• [STATED EXERCISE]
Pull out every line below containing the word "baseline".

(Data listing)
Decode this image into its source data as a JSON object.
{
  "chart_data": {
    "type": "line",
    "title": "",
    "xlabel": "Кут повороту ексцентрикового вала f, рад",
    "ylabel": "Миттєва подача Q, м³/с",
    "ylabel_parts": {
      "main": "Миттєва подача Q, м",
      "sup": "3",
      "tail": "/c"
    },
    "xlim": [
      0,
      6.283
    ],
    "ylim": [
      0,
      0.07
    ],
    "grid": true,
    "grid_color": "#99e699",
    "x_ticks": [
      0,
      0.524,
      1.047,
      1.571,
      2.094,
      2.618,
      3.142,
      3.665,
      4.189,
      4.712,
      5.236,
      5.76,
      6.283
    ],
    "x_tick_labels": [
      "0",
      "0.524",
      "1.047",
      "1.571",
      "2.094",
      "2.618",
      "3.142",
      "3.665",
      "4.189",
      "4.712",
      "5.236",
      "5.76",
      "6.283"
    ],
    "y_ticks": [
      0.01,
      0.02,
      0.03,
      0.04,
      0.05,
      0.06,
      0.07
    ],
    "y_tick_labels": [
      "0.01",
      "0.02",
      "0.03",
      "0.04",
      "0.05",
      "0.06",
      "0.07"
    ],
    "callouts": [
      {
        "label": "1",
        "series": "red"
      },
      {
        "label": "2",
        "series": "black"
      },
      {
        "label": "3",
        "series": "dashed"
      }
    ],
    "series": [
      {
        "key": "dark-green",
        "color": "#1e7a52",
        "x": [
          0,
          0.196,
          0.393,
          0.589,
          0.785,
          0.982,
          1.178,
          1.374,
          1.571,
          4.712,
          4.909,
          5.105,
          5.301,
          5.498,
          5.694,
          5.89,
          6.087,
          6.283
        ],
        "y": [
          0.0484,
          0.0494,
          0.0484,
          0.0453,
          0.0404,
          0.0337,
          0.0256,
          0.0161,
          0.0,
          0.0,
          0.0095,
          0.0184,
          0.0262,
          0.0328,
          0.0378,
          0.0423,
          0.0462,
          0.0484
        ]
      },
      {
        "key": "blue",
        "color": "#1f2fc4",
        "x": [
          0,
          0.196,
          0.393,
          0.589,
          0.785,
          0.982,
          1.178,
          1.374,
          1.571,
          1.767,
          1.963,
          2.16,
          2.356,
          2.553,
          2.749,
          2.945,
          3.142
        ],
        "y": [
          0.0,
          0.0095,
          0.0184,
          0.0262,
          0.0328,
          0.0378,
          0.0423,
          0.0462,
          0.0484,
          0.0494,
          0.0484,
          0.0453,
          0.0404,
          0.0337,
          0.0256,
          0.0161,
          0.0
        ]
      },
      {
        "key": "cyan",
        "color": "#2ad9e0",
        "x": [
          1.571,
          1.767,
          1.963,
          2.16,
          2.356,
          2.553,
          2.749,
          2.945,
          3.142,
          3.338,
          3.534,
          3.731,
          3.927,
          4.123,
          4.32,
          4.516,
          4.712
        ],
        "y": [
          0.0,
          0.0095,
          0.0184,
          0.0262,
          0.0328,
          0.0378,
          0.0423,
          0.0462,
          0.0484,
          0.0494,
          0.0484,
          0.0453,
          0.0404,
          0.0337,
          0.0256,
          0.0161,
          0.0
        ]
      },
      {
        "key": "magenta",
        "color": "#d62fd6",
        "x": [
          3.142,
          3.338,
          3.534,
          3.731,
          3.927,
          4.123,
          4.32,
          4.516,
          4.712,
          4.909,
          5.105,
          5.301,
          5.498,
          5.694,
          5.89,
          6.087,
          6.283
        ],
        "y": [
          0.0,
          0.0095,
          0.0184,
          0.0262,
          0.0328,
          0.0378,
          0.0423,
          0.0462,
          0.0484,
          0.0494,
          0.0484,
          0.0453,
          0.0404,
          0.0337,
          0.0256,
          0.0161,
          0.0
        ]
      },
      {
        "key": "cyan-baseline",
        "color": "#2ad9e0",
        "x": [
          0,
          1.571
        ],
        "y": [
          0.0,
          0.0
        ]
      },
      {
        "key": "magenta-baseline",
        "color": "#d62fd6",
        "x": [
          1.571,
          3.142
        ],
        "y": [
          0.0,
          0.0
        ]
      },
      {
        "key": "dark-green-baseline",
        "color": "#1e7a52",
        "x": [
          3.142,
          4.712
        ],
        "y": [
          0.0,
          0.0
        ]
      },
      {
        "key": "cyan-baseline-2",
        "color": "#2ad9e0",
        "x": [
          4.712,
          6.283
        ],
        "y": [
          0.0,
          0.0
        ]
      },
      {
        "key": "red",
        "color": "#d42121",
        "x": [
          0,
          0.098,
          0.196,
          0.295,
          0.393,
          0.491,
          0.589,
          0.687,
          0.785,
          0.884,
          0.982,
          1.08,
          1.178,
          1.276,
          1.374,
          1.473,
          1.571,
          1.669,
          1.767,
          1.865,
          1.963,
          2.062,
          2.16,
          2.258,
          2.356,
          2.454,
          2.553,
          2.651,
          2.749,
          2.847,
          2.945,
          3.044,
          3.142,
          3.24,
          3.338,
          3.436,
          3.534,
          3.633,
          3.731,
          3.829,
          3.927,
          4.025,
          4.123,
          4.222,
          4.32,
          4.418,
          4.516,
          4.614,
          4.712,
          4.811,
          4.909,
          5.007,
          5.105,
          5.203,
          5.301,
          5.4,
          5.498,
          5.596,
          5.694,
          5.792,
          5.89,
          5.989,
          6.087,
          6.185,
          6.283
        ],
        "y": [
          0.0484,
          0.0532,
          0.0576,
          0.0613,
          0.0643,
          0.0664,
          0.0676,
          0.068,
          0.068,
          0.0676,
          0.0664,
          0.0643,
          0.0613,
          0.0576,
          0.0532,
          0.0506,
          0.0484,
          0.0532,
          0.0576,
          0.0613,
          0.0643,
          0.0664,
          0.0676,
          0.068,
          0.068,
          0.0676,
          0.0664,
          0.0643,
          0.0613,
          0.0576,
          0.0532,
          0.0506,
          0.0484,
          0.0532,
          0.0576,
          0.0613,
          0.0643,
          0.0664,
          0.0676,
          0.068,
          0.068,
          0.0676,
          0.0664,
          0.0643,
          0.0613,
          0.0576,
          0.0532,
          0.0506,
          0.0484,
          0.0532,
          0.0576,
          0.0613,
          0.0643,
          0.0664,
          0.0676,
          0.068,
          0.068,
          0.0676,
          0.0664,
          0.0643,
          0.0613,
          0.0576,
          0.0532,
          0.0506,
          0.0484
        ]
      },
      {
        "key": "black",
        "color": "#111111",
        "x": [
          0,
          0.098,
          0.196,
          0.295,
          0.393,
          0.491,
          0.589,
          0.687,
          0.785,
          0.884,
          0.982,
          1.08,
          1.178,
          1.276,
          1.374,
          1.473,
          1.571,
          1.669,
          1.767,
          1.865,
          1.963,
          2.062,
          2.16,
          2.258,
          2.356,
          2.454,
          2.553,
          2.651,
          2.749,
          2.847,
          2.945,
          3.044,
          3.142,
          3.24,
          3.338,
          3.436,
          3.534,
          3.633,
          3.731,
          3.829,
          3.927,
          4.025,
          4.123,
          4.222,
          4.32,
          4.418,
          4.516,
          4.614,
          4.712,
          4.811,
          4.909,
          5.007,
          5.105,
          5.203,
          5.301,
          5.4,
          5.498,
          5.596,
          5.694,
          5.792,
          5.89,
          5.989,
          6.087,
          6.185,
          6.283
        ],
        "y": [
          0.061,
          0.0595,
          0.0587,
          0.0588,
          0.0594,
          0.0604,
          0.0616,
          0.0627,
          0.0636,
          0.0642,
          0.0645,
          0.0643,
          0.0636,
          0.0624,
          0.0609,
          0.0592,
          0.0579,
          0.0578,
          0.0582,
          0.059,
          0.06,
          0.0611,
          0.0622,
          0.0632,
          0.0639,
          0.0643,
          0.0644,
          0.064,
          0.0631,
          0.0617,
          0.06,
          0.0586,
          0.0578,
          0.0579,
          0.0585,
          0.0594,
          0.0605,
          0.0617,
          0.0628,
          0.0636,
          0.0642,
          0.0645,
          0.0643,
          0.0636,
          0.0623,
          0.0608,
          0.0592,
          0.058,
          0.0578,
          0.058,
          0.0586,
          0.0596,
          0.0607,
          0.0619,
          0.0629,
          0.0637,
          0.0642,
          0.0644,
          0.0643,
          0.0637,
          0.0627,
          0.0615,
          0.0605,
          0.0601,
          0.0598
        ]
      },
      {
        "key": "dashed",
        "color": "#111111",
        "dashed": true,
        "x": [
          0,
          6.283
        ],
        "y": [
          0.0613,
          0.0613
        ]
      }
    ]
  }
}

• [TASK ANSWER]
        "key": "cyan-baseline",
        "key": "magenta-baseline",
        "key": "dark-green-baseline",
        "key": "cyan-baseline-2",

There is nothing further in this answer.